The data:
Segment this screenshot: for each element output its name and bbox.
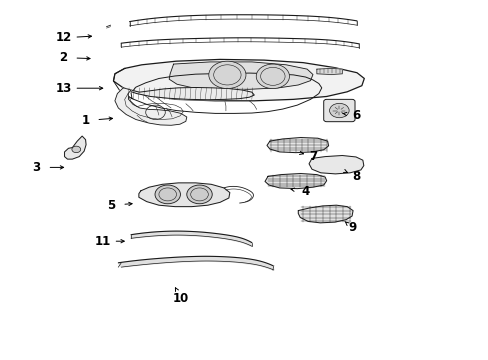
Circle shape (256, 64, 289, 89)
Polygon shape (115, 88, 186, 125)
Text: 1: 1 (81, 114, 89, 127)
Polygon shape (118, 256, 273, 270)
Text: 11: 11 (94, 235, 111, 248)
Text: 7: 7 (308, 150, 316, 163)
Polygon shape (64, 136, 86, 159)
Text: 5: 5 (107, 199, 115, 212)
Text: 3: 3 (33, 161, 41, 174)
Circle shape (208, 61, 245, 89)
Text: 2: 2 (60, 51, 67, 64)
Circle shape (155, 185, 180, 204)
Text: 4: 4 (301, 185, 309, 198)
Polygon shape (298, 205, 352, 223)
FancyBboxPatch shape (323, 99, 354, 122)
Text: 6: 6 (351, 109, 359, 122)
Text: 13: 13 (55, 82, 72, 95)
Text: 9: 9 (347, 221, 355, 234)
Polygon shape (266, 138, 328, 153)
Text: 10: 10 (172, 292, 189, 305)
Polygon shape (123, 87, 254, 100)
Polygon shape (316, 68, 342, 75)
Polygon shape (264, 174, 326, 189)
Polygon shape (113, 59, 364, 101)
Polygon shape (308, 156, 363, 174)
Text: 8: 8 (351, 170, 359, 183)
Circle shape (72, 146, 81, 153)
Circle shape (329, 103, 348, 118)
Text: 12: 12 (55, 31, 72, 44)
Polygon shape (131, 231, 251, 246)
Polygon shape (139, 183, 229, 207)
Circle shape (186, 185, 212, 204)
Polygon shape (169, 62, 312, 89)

Instructions for the task: Reproduce every entry above line for line, without changing any character, and omit the pictures from your answer.

Result of the exercise:
Segment this screenshot: for each element output its name and bbox.
Circle shape (256, 64, 289, 89)
Polygon shape (115, 88, 186, 125)
Text: 1: 1 (81, 114, 89, 127)
Polygon shape (118, 256, 273, 270)
Text: 11: 11 (94, 235, 111, 248)
Text: 7: 7 (308, 150, 316, 163)
Polygon shape (64, 136, 86, 159)
Text: 5: 5 (107, 199, 115, 212)
Text: 3: 3 (33, 161, 41, 174)
Circle shape (208, 61, 245, 89)
Text: 2: 2 (60, 51, 67, 64)
Circle shape (155, 185, 180, 204)
Text: 4: 4 (301, 185, 309, 198)
Polygon shape (298, 205, 352, 223)
FancyBboxPatch shape (323, 99, 354, 122)
Text: 6: 6 (351, 109, 359, 122)
Text: 13: 13 (55, 82, 72, 95)
Text: 9: 9 (347, 221, 355, 234)
Polygon shape (266, 138, 328, 153)
Text: 10: 10 (172, 292, 189, 305)
Polygon shape (123, 87, 254, 100)
Polygon shape (316, 68, 342, 75)
Polygon shape (264, 174, 326, 189)
Polygon shape (113, 59, 364, 101)
Polygon shape (308, 156, 363, 174)
Text: 8: 8 (351, 170, 359, 183)
Circle shape (72, 146, 81, 153)
Circle shape (329, 103, 348, 118)
Text: 12: 12 (55, 31, 72, 44)
Polygon shape (131, 231, 251, 246)
Polygon shape (139, 183, 229, 207)
Circle shape (186, 185, 212, 204)
Polygon shape (169, 62, 312, 89)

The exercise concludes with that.